_EJERCICIOS PROPUESTOS_:
(A) Convierte en una lista breve el párrafo del texto sobre el Clover Club que empieza con "Su receta combina", conservando sus datos principales.
(B) Según el texto sobre el Clover Club, ¿en qué ciudad y en qué época nació este cóctel?
(C) ¿Cómo resumirías en dos oraciones el texto sobre el Clover Club?

_TEXTO PROPORCIONADO_:
◆ ◆ ◆ ◆ ◆ ◆ ◆
El Clover Club es uno de los grandes clásicos de la coctelería estadounidense. Nacido a finales del siglo XIX en Filadelfia, debe su nombre al exclusivo club social donde comenzó a servirse, convirtiéndose rápidamente en una bebida asociada con la elegancia y la buena conversación.
Su receta combina ginebra, jugo de limón fresco, jarabe de frambuesa y clara de huevo. Todos los ingredientes se agitan primero sin hielo para crear una espuma sedosa y después con hielo para enfriar la mezcla antes de servirla en una copa previamente refrigerada. El resultado es un cóctel de textura aterciopelada, acidez equilibrada y un delicado aroma a frutos rojos.
Aunque su característico color rosado podría sugerir una bebida dulce, el Clover Club mantiene un perfil fresco y bien balanceado. La ginebra aporta las notas botánicas, el limón brinda vivacidad, la frambuesa añade un dulzor sutil y la clara de huevo crea una espuma fina que transforma la experiencia en cada sorbo.
Durante varias décadas perdió protagonismo frente a otros clásicos, pero el resurgimiento de la coctelería artesanal lo devolvió a las barras más importantes del mundo. Hoy vuelve a prepararse respetando su receta original, demostrando que la técnica y el equilibrio siguen siendo sus principales virtudes.
El Clover Club es un recordatorio de que algunos cócteles trascienden las modas. Más de un siglo después de su creación, continúa siendo una de las mejores expresiones de la ginebra clásica, combinando elegancia, frescura y una ejecución impecable en una sola copa.
◆ ◆ ◆ ◆ ◆ ◆ ◆
_INFORMACIÓN PROPORCIONADA_:
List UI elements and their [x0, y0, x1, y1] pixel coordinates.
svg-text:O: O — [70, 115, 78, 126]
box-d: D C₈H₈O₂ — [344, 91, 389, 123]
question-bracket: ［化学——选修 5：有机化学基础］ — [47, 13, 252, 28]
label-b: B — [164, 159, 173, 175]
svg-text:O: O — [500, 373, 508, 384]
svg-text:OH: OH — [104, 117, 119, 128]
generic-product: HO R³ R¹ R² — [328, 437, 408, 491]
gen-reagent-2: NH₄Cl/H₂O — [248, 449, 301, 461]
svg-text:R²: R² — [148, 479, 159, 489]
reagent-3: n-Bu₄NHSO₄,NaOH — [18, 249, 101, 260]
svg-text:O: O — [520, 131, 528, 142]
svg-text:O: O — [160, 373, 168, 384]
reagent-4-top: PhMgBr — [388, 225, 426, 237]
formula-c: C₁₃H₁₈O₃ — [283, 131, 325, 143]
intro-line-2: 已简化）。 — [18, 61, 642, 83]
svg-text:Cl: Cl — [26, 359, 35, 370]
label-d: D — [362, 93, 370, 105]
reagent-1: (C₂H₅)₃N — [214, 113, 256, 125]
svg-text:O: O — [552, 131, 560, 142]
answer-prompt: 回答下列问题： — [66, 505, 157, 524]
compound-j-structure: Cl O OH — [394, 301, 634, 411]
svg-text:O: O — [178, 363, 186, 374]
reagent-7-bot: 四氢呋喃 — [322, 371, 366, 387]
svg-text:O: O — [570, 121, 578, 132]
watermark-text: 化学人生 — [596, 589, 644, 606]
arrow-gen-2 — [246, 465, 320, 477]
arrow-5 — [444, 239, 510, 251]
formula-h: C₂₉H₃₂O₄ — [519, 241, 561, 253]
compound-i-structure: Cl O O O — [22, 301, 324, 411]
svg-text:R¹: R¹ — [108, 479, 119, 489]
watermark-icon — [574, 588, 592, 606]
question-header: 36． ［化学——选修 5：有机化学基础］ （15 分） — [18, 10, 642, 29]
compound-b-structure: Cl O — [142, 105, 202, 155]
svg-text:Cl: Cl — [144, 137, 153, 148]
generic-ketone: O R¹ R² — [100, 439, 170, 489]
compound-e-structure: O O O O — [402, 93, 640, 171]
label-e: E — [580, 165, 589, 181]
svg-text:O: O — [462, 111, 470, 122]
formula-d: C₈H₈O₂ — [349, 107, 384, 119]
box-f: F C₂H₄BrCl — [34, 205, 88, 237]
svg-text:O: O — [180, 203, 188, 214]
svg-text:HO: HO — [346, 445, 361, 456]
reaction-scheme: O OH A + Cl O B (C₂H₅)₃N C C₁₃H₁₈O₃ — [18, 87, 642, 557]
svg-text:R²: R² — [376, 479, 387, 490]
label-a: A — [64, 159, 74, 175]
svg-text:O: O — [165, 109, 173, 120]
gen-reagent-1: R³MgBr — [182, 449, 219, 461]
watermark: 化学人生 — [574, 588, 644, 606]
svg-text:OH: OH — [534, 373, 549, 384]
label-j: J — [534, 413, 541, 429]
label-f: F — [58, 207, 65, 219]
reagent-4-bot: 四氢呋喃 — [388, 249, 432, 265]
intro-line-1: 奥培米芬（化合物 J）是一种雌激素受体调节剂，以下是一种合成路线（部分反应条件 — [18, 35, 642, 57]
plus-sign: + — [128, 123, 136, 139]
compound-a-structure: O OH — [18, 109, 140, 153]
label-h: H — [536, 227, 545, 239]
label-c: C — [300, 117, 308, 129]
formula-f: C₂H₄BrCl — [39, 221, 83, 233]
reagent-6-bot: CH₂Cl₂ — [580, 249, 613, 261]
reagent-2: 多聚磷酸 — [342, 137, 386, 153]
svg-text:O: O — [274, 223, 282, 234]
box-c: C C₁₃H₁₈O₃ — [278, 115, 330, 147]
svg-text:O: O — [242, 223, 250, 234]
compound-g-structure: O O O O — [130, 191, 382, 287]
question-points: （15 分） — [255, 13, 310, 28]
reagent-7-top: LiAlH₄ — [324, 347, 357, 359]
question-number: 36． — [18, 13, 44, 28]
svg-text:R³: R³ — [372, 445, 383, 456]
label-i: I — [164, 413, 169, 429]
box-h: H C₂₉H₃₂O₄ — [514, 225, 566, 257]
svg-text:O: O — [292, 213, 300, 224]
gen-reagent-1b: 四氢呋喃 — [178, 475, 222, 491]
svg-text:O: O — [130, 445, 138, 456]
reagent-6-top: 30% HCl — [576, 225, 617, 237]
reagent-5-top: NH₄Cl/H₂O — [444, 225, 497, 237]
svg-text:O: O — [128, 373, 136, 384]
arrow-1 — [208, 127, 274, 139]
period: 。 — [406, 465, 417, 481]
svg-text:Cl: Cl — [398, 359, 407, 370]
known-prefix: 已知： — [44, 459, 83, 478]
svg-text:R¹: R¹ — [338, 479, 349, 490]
◆ ◆ ◆ ◆ ◆ ◆ ◆
_RESPUESTAS DEL EJERCICIO_:
(A)
- Ingredientes: ginebra, jugo de limón fresco, jarabe de frambuesa y clara de huevo.
- Primero se agitan sin hielo para crear una espuma sedosa.
- Luego se agitan con hielo para enfriar la mezcla.
- Se sirve en una copa previamente refrigerada.
- Resultado: textura aterciopelada, acidez equilibrada y delicado aroma a frutos rojos.

(B) En Filadelfia, a finales del siglo XIX.

(C) El Clover Club es un cóctel clásico nacido en Filadelfia a finales del siglo XIX, preparado con ginebra, limón, jarabe de frambuesa y clara de huevo, que ofrece un perfil fresco y equilibrado pese a su color rosado. Tras perder protagonismo durante décadas, el resurgimiento de la coctelería artesanal lo devolvió a las barras más importantes del mundo, donde se prepara respetando su receta original.